● **AIM OF THE EXERCISE**:
The entries are to be returned exactly, with images left out.

● **SUPPLIED RECORDS**:
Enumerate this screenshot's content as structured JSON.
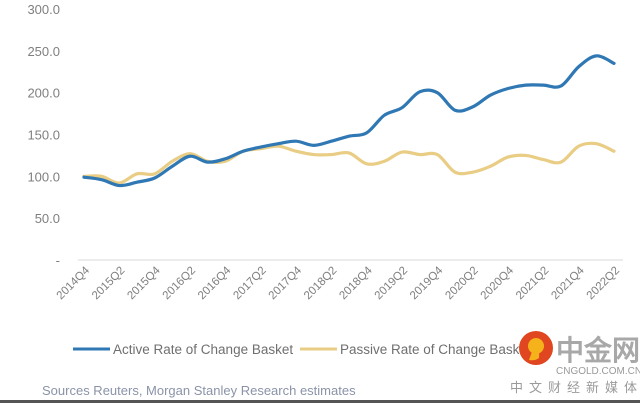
{
  "chart_data": {
    "type": "line",
    "title": "",
    "xlabel": "",
    "ylabel": "",
    "ylim": [
      0,
      300
    ],
    "yticks": [
      0,
      50,
      100,
      150,
      200,
      250,
      300
    ],
    "ytick_labels": [
      "-",
      "50.0",
      "100.0",
      "150.0",
      "200.0",
      "250.0",
      "300.0"
    ],
    "x": [
      "2014Q4",
      "2015Q1",
      "2015Q2",
      "2015Q3",
      "2015Q4",
      "2016Q1",
      "2016Q2",
      "2016Q3",
      "2016Q4",
      "2017Q1",
      "2017Q2",
      "2017Q3",
      "2017Q4",
      "2018Q1",
      "2018Q2",
      "2018Q3",
      "2018Q4",
      "2019Q1",
      "2019Q2",
      "2019Q3",
      "2019Q4",
      "2020Q1",
      "2020Q2",
      "2020Q3",
      "2020Q4",
      "2021Q1",
      "2021Q2",
      "2021Q3",
      "2021Q4",
      "2022Q1",
      "2022Q2"
    ],
    "xtick_labels": [
      "2014Q4",
      "2015Q2",
      "2015Q4",
      "2016Q2",
      "2016Q4",
      "2017Q2",
      "2017Q4",
      "2018Q2",
      "2018Q4",
      "2019Q2",
      "2019Q4",
      "2020Q2",
      "2020Q4",
      "2021Q2",
      "2021Q4",
      "2022Q2"
    ],
    "series": [
      {
        "name": "Active Rate of Change Basket",
        "color": "#2f78b4",
        "values": [
          99,
          96,
          89,
          93,
          98,
          112,
          124,
          117,
          121,
          130,
          135,
          139,
          142,
          137,
          142,
          148,
          152,
          173,
          182,
          201,
          200,
          179,
          183,
          197,
          205,
          209,
          209,
          208,
          231,
          244,
          235
        ]
      },
      {
        "name": "Passive Rate of Change Basket",
        "color": "#e9cd84",
        "values": [
          100,
          100,
          92,
          103,
          103,
          118,
          127,
          118,
          118,
          130,
          133,
          136,
          130,
          126,
          126,
          128,
          115,
          118,
          129,
          126,
          126,
          105,
          105,
          112,
          123,
          125,
          120,
          117,
          136,
          139,
          130
        ]
      }
    ],
    "grid": false,
    "legend": "bottom"
  },
  "source": "Sources Reuters, Morgan Stanley Research estimates",
  "watermark": {
    "brand": "中金网",
    "domain": "CNGOLD.COM.CN",
    "tagline": "中文财经新媒体"
  }
}
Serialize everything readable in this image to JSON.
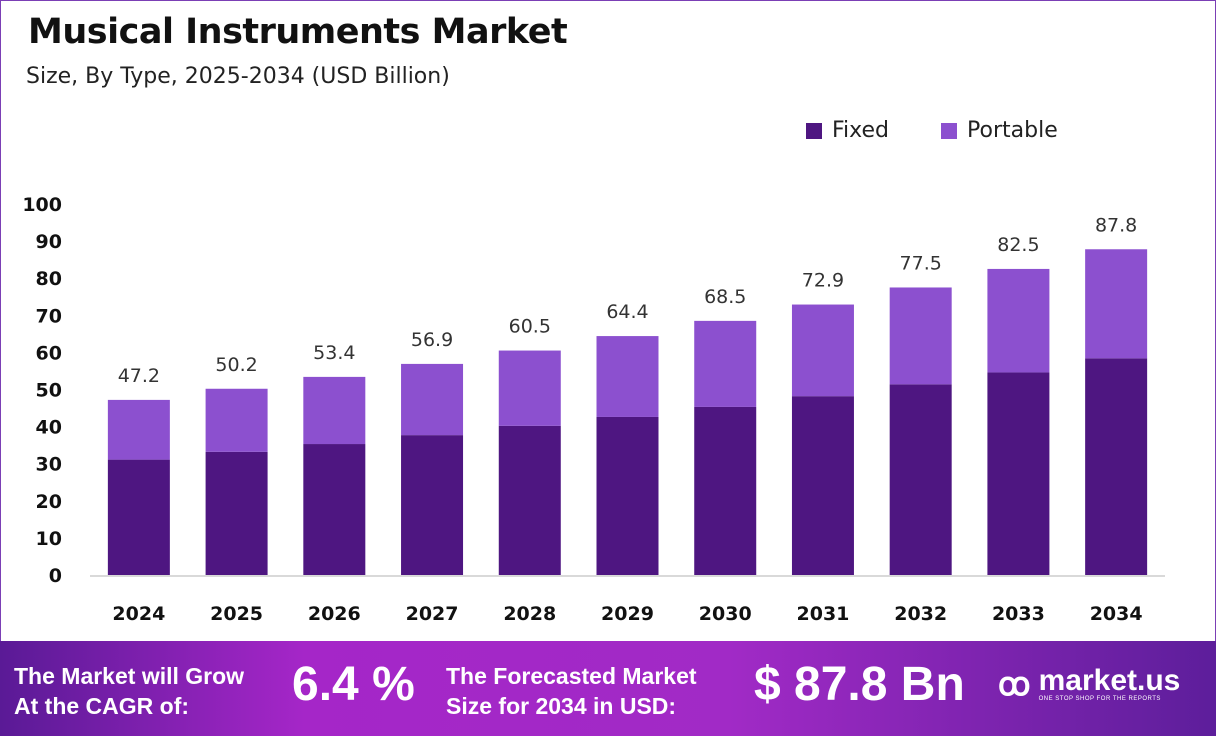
{
  "chart_data": {
    "type": "bar",
    "stacked": true,
    "title": "Musical Instruments Market",
    "subtitle": "Size, By Type, 2025-2034 (USD Billion)",
    "categories": [
      "2024",
      "2025",
      "2026",
      "2027",
      "2028",
      "2029",
      "2030",
      "2031",
      "2032",
      "2033",
      "2034"
    ],
    "series": [
      {
        "name": "Fixed",
        "color": "#4e1681",
        "values": [
          31.1,
          33.2,
          35.3,
          37.7,
          40.2,
          42.6,
          45.3,
          48.2,
          51.4,
          54.6,
          58.4
        ]
      },
      {
        "name": "Portable",
        "color": "#8c50cf",
        "values": [
          16.1,
          17.0,
          18.1,
          19.2,
          20.3,
          21.8,
          23.2,
          24.7,
          26.1,
          27.9,
          29.4
        ]
      }
    ],
    "totals": [
      "47.2",
      "50.2",
      "53.4",
      "56.9",
      "60.5",
      "64.4",
      "68.5",
      "72.9",
      "77.5",
      "82.5",
      "87.8"
    ],
    "ylim": [
      0,
      100
    ],
    "yticks": [
      "0",
      "10",
      "20",
      "30",
      "40",
      "50",
      "60",
      "70",
      "80",
      "90",
      "100"
    ],
    "grid": false,
    "legend_position": "top-right"
  },
  "footer": {
    "cagr_label_1": "The Market will Grow",
    "cagr_label_2": "At the CAGR of:",
    "cagr_value": "6.4 %",
    "forecast_label_1": "The Forecasted Market",
    "forecast_label_2": "Size for 2034 in USD:",
    "forecast_value": "$ 87.8 Bn",
    "brand": "market.us",
    "tagline": "ONE STOP SHOP FOR THE REPORTS"
  }
}
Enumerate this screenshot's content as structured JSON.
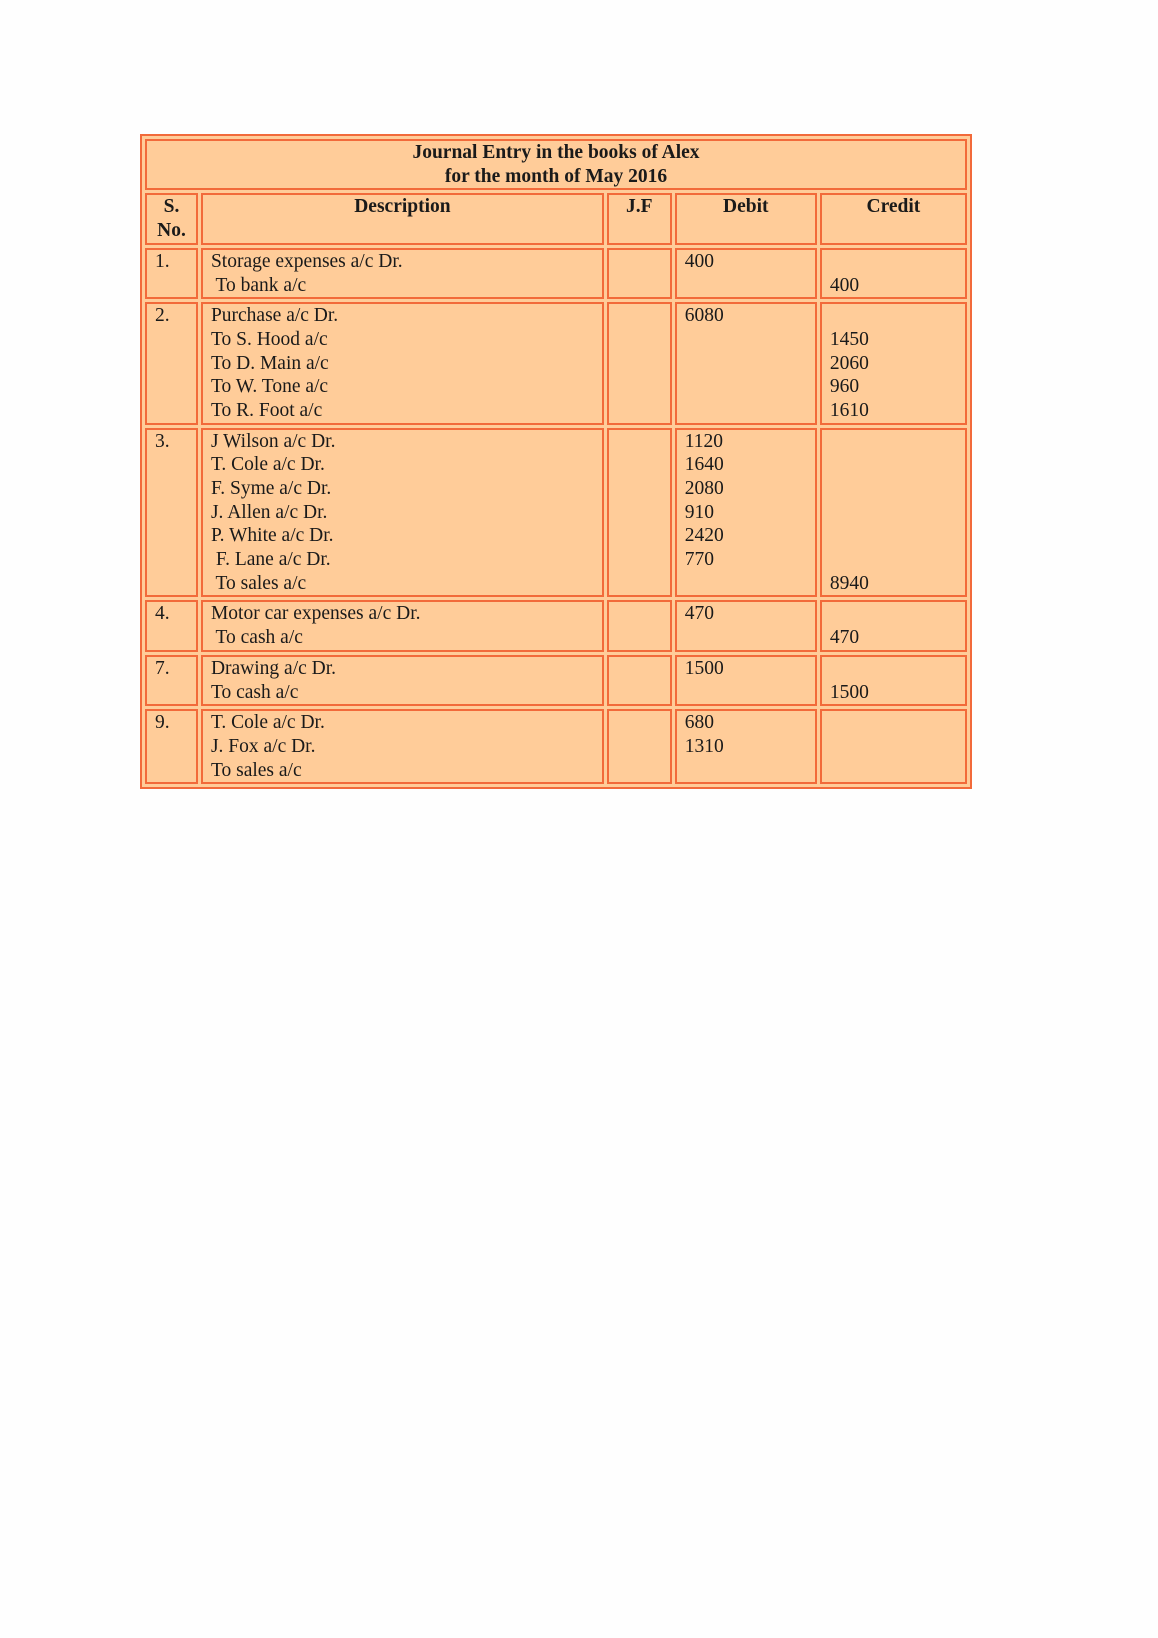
{
  "title": {
    "line1": "Journal Entry in the books of Alex",
    "line2": "for the month of May 2016"
  },
  "headers": {
    "sno_line1": "S.",
    "sno_line2": "No.",
    "description": "Description",
    "jf": "J.F",
    "debit": "Debit",
    "credit": "Credit"
  },
  "colors": {
    "cell_background": "#ffcc99",
    "border": "#f26a3a"
  },
  "rows": [
    {
      "sno": "1.",
      "description": [
        "Storage expenses a/c Dr.",
        " To bank a/c"
      ],
      "jf": "",
      "debit": [
        "400"
      ],
      "credit": [
        "",
        "400"
      ]
    },
    {
      "sno": "2.",
      "description": [
        "Purchase a/c Dr.",
        "To S. Hood a/c",
        "To D. Main a/c",
        "To W. Tone a/c",
        "To R. Foot a/c"
      ],
      "jf": "",
      "debit": [
        "6080"
      ],
      "credit": [
        "",
        "1450",
        "2060",
        "960",
        "1610"
      ]
    },
    {
      "sno": "3.",
      "description": [
        "J Wilson a/c Dr.",
        "T. Cole a/c Dr.",
        "F. Syme a/c Dr.",
        "J. Allen a/c Dr.",
        "P. White a/c Dr.",
        " F. Lane a/c Dr.",
        " To sales a/c"
      ],
      "jf": "",
      "debit": [
        "1120",
        "1640",
        "2080",
        "910",
        "2420",
        "770"
      ],
      "credit": [
        "",
        "",
        "",
        "",
        "",
        "",
        "8940"
      ]
    },
    {
      "sno": "4.",
      "description": [
        "Motor car expenses a/c Dr.",
        " To cash a/c"
      ],
      "jf": "",
      "debit": [
        "470"
      ],
      "credit": [
        "",
        "470"
      ]
    },
    {
      "sno": "7.",
      "description": [
        "Drawing a/c Dr.",
        "To cash a/c"
      ],
      "jf": "",
      "debit": [
        "1500"
      ],
      "credit": [
        "",
        "1500"
      ]
    },
    {
      "sno": "9.",
      "description": [
        "T. Cole a/c Dr.",
        "J. Fox a/c Dr.",
        "To sales a/c"
      ],
      "jf": "",
      "debit": [
        "680",
        "1310"
      ],
      "credit": []
    }
  ]
}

● **EXERCISE ANSWER**:
Enumerate this screenshot's content as structured JSON.
{
  "chart_data": {
    "type": "line",
    "title": "",
    "xlabel": "",
    "ylabel": "",
    "ylim": [
      0,
      300
    ],
    "yticks": [
      0,
      50,
      100,
      150,
      200,
      250,
      300
    ],
    "ytick_labels": [
      "-",
      "50.0",
      "100.0",
      "150.0",
      "200.0",
      "250.0",
      "300.0"
    ],
    "x": [
      "2014Q4",
      "2015Q1",
      "2015Q2",
      "2015Q3",
      "2015Q4",
      "2016Q1",
      "2016Q2",
      "2016Q3",
      "2016Q4",
      "2017Q1",
      "2017Q2",
      "2017Q3",
      "2017Q4",
      "2018Q1",
      "2018Q2",
      "2018Q3",
      "2018Q4",
      "2019Q1",
      "2019Q2",
      "2019Q3",
      "2019Q4",
      "2020Q1",
      "2020Q2",
      "2020Q3",
      "2020Q4",
      "2021Q1",
      "2021Q2",
      "2021Q3",
      "2021Q4",
      "2022Q1",
      "2022Q2"
    ],
    "xtick_labels": [
      "2014Q4",
      "2015Q2",
      "2015Q4",
      "2016Q2",
      "2016Q4",
      "2017Q2",
      "2017Q4",
      "2018Q2",
      "2018Q4",
      "2019Q2",
      "2019Q4",
      "2020Q2",
      "2020Q4",
      "2021Q2",
      "2021Q4",
      "2022Q2"
    ],
    "series": [
      {
        "name": "Active Rate of Change Basket",
        "color": "#2f78b4",
        "values": [
          99,
          96,
          89,
          93,
          98,
          112,
          124,
          117,
          121,
          130,
          135,
          139,
          142,
          137,
          142,
          148,
          152,
          173,
          182,
          201,
          200,
          179,
          183,
          197,
          205,
          209,
          209,
          208,
          231,
          244,
          235
        ]
      },
      {
        "name": "Passive Rate of Change Basket",
        "color": "#e9cd84",
        "values": [
          100,
          100,
          92,
          103,
          103,
          118,
          127,
          118,
          118,
          130,
          133,
          136,
          130,
          126,
          126,
          128,
          115,
          118,
          129,
          126,
          126,
          105,
          105,
          112,
          123,
          125,
          120,
          117,
          136,
          139,
          130
        ]
      }
    ],
    "grid": false,
    "legend": "bottom"
  },
  "source": "Sources Reuters, Morgan Stanley Research estimates",
  "watermark": {
    "brand": "中金网",
    "domain": "CNGOLD.COM.CN",
    "tagline": "中文财经新媒体"
  }
}
Serialize everything readable in this image to JSON.
{
  "chart_data": {
    "type": "bar",
    "stacked": true,
    "title": "Musical Instruments Market",
    "subtitle": "Size, By Type, 2025-2034 (USD Billion)",
    "categories": [
      "2024",
      "2025",
      "2026",
      "2027",
      "2028",
      "2029",
      "2030",
      "2031",
      "2032",
      "2033",
      "2034"
    ],
    "series": [
      {
        "name": "Fixed",
        "color": "#4e1681",
        "values": [
          31.1,
          33.2,
          35.3,
          37.7,
          40.2,
          42.6,
          45.3,
          48.2,
          51.4,
          54.6,
          58.4
        ]
      },
      {
        "name": "Portable",
        "color": "#8c50cf",
        "values": [
          16.1,
          17.0,
          18.1,
          19.2,
          20.3,
          21.8,
          23.2,
          24.7,
          26.1,
          27.9,
          29.4
        ]
      }
    ],
    "totals": [
      "47.2",
      "50.2",
      "53.4",
      "56.9",
      "60.5",
      "64.4",
      "68.5",
      "72.9",
      "77.5",
      "82.5",
      "87.8"
    ],
    "ylim": [
      0,
      100
    ],
    "yticks": [
      "0",
      "10",
      "20",
      "30",
      "40",
      "50",
      "60",
      "70",
      "80",
      "90",
      "100"
    ],
    "grid": false,
    "legend_position": "top-right"
  },
  "footer": {
    "cagr_label_1": "The Market will Grow",
    "cagr_label_2": "At the CAGR of:",
    "cagr_value": "6.4 %",
    "forecast_label_1": "The Forecasted Market",
    "forecast_label_2": "Size for 2034 in USD:",
    "forecast_value": "$ 87.8 Bn",
    "brand": "market.us",
    "tagline": "ONE STOP SHOP FOR THE REPORTS"
  }
}
Enumerate this screenshot's content as structured JSON.
{
  "title": {
    "line1": "Journal Entry in the books of Alex",
    "line2": "for the month of May 2016"
  },
  "headers": {
    "sno_line1": "S.",
    "sno_line2": "No.",
    "description": "Description",
    "jf": "J.F",
    "debit": "Debit",
    "credit": "Credit"
  },
  "colors": {
    "cell_background": "#ffcc99",
    "border": "#f26a3a"
  },
  "rows": [
    {
      "sno": "1.",
      "description": [
        "Storage expenses a/c Dr.",
        " To bank a/c"
      ],
      "jf": "",
      "debit": [
        "400"
      ],
      "credit": [
        "",
        "400"
      ]
    },
    {
      "sno": "2.",
      "description": [
        "Purchase a/c Dr.",
        "To S. Hood a/c",
        "To D. Main a/c",
        "To W. Tone a/c",
        "To R. Foot a/c"
      ],
      "jf": "",
      "debit": [
        "6080"
      ],
      "credit": [
        "",
        "1450",
        "2060",
        "960",
        "1610"
      ]
    },
    {
      "sno": "3.",
      "description": [
        "J Wilson a/c Dr.",
        "T. Cole a/c Dr.",
        "F. Syme a/c Dr.",
        "J. Allen a/c Dr.",
        "P. White a/c Dr.",
        " F. Lane a/c Dr.",
        " To sales a/c"
      ],
      "jf": "",
      "debit": [
        "1120",
        "1640",
        "2080",
        "910",
        "2420",
        "770"
      ],
      "credit": [
        "",
        "",
        "",
        "",
        "",
        "",
        "8940"
      ]
    },
    {
      "sno": "4.",
      "description": [
        "Motor car expenses a/c Dr.",
        " To cash a/c"
      ],
      "jf": "",
      "debit": [
        "470"
      ],
      "credit": [
        "",
        "470"
      ]
    },
    {
      "sno": "7.",
      "description": [
        "Drawing a/c Dr.",
        "To cash a/c"
      ],
      "jf": "",
      "debit": [
        "1500"
      ],
      "credit": [
        "",
        "1500"
      ]
    },
    {
      "sno": "9.",
      "description": [
        "T. Cole a/c Dr.",
        "J. Fox a/c Dr.",
        "To sales a/c"
      ],
      "jf": "",
      "debit": [
        "680",
        "1310"
      ],
      "credit": []
    }
  ]
}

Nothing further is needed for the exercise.